» **Data lines**

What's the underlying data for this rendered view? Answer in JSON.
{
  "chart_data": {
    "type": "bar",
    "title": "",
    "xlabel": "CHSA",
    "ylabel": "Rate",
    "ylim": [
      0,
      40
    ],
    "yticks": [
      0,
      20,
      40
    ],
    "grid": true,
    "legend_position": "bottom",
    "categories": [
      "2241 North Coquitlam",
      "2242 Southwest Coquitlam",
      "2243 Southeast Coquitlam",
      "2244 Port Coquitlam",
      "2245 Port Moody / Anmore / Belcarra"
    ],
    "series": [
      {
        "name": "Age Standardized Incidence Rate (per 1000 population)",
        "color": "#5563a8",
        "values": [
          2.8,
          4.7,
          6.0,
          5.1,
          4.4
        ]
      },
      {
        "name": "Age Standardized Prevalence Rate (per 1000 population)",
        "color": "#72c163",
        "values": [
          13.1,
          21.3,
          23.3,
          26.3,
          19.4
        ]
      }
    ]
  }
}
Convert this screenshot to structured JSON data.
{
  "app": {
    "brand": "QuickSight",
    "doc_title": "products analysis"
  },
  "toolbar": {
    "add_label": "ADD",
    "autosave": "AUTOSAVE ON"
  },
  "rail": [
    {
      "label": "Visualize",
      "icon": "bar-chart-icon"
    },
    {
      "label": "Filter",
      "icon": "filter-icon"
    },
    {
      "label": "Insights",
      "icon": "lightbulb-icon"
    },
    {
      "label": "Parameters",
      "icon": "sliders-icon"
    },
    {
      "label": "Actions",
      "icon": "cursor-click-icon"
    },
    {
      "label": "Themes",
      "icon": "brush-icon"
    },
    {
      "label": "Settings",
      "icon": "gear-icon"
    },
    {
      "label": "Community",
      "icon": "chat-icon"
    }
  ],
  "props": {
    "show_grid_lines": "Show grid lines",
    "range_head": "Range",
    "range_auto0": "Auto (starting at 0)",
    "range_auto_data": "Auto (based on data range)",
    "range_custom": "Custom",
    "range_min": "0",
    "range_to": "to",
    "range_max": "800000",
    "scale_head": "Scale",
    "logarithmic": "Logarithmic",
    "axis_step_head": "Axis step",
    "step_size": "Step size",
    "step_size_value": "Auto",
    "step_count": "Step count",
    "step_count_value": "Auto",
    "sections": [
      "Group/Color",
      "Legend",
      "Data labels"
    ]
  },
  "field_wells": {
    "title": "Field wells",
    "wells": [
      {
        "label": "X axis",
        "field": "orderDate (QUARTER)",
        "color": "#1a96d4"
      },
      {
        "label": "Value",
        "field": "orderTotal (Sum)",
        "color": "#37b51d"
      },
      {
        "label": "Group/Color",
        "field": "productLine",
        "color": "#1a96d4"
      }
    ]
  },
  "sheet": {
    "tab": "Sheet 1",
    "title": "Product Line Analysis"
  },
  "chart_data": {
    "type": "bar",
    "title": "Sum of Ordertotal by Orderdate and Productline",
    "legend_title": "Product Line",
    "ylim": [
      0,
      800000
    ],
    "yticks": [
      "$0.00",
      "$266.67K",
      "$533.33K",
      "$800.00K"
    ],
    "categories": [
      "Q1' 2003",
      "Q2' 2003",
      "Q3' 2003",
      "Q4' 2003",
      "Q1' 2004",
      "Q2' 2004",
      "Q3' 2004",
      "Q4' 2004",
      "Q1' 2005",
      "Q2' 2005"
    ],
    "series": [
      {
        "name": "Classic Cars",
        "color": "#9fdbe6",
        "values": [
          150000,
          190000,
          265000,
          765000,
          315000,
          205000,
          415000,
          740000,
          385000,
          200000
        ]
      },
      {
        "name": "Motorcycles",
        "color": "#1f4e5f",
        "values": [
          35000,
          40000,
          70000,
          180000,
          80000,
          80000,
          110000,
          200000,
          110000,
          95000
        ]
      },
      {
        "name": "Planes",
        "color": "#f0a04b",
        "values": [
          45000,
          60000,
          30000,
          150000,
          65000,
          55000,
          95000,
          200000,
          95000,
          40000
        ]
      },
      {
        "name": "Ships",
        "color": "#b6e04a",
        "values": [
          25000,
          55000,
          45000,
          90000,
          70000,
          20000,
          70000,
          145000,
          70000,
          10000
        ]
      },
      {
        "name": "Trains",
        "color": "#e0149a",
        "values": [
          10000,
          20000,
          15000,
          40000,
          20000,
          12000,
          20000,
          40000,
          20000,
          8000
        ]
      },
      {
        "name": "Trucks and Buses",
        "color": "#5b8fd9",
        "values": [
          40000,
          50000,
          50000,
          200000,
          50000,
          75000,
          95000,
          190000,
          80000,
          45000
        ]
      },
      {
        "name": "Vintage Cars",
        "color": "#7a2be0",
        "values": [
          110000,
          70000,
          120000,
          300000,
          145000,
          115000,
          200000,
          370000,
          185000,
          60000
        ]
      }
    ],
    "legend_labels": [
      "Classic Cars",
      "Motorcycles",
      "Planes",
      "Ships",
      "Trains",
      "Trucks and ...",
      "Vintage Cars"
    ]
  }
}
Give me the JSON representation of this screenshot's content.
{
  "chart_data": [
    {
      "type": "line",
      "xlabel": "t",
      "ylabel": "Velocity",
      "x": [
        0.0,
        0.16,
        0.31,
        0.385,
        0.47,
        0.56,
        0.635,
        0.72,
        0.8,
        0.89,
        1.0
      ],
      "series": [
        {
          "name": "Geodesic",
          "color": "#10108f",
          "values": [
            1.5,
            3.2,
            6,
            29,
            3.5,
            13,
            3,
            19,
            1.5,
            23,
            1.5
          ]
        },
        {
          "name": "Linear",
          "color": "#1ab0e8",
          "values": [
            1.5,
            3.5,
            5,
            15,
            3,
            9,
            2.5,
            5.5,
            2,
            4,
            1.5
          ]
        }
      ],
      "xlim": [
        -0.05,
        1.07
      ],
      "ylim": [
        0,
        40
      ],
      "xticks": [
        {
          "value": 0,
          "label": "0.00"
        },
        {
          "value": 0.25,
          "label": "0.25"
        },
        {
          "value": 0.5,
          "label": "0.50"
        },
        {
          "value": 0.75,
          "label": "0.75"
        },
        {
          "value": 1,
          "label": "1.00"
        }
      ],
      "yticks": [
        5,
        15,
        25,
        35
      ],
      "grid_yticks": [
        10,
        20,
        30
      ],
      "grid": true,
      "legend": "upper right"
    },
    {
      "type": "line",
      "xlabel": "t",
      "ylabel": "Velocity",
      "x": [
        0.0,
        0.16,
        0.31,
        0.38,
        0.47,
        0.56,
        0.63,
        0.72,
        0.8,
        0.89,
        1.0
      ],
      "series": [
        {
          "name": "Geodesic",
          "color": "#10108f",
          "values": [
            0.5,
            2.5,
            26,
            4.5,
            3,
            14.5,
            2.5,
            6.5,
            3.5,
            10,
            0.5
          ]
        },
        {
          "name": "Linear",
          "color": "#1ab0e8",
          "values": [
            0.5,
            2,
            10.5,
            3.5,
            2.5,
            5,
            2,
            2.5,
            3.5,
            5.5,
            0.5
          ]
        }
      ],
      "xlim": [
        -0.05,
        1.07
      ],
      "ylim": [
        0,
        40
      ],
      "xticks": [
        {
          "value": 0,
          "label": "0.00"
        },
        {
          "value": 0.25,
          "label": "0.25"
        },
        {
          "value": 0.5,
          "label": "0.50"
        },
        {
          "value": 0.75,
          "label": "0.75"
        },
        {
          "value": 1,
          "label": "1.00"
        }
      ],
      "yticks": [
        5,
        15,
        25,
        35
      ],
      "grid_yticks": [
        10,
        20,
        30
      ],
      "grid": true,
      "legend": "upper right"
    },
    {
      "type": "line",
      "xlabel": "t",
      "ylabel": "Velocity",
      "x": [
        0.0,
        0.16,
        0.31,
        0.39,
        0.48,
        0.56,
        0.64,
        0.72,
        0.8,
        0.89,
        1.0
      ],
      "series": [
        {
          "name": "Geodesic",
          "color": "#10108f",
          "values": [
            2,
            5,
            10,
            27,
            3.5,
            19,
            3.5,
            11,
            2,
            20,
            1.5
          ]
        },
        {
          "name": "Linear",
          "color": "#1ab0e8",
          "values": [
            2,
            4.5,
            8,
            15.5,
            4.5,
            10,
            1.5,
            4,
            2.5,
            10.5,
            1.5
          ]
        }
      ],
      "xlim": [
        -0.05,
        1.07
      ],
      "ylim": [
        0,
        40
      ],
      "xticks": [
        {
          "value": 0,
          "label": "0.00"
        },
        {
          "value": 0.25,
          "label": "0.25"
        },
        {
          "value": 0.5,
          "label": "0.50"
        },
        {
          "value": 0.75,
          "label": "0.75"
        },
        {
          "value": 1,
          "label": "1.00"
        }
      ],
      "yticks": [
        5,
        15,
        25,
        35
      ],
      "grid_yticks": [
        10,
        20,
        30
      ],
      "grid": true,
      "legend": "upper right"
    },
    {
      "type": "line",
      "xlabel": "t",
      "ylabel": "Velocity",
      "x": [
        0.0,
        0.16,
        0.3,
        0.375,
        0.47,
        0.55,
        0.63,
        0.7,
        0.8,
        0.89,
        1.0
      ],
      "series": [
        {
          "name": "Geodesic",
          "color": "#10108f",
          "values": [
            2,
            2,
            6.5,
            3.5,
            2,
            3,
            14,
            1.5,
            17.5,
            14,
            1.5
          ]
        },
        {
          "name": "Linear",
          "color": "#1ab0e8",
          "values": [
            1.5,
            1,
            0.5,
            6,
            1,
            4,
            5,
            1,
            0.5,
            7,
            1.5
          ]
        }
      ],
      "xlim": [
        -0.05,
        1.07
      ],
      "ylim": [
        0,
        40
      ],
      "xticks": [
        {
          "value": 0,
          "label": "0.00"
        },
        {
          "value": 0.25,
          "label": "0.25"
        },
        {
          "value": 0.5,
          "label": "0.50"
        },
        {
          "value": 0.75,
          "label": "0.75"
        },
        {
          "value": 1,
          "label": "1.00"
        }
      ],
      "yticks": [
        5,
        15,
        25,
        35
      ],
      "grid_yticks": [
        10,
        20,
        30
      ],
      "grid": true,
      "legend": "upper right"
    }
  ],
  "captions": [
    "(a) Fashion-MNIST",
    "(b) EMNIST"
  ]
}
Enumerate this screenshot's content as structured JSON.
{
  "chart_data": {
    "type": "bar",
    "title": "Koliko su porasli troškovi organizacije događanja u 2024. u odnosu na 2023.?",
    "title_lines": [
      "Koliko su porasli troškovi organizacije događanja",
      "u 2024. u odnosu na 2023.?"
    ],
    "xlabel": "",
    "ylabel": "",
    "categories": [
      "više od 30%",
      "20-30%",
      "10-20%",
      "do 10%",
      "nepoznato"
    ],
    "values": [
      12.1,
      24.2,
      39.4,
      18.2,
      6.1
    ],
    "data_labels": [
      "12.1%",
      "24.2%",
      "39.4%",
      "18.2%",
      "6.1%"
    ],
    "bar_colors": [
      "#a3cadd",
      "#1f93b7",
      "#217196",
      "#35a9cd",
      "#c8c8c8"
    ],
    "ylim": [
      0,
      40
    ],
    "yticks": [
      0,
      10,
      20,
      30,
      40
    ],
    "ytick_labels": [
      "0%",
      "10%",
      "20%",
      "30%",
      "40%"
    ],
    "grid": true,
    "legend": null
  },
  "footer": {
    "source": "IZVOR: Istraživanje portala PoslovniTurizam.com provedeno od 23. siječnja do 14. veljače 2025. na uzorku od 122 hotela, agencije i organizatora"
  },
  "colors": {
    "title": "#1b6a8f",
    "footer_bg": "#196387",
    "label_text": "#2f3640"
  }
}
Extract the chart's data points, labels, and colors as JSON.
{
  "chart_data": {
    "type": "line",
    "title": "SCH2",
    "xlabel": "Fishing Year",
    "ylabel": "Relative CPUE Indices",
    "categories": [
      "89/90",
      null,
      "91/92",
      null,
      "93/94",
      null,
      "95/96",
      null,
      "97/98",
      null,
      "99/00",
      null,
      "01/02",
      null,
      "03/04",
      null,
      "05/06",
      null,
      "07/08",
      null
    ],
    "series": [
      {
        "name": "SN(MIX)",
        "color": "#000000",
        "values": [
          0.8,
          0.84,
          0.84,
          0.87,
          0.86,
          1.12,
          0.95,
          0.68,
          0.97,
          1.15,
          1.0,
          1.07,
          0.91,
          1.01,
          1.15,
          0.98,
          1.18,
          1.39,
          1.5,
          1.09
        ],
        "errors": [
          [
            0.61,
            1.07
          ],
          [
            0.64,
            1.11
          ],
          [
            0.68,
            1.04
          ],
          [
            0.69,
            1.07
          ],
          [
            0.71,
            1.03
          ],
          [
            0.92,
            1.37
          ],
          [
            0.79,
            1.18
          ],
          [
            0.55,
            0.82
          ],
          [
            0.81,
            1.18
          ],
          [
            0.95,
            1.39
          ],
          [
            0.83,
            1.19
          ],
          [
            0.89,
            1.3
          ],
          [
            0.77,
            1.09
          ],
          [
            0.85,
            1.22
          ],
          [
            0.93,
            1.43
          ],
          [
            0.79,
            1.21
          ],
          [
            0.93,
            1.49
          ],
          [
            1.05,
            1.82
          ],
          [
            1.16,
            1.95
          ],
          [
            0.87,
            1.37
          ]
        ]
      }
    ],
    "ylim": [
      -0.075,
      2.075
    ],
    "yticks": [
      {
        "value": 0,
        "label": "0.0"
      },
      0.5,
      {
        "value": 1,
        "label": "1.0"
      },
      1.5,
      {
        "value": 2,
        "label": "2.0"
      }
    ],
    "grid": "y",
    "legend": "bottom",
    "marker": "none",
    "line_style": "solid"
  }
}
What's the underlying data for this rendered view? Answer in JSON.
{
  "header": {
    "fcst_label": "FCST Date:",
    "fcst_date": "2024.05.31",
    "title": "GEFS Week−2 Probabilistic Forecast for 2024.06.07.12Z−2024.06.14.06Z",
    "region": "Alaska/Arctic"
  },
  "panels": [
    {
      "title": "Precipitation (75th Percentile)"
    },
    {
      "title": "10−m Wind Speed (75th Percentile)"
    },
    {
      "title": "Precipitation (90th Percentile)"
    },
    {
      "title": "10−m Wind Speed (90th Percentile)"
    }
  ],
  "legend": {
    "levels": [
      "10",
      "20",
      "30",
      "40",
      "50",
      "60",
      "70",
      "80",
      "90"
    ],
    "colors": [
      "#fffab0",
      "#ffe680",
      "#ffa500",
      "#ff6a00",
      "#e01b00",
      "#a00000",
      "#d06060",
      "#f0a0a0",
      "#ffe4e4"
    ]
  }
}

» **Problem to work on**
List the lines of the entries that include "događanja".

» **Reply to the task**
    "title": "Koliko su porasli troškovi organizacije događanja u 2024. u odnosu na 2023.?",
      "Koliko su porasli troškovi organizacije događanja",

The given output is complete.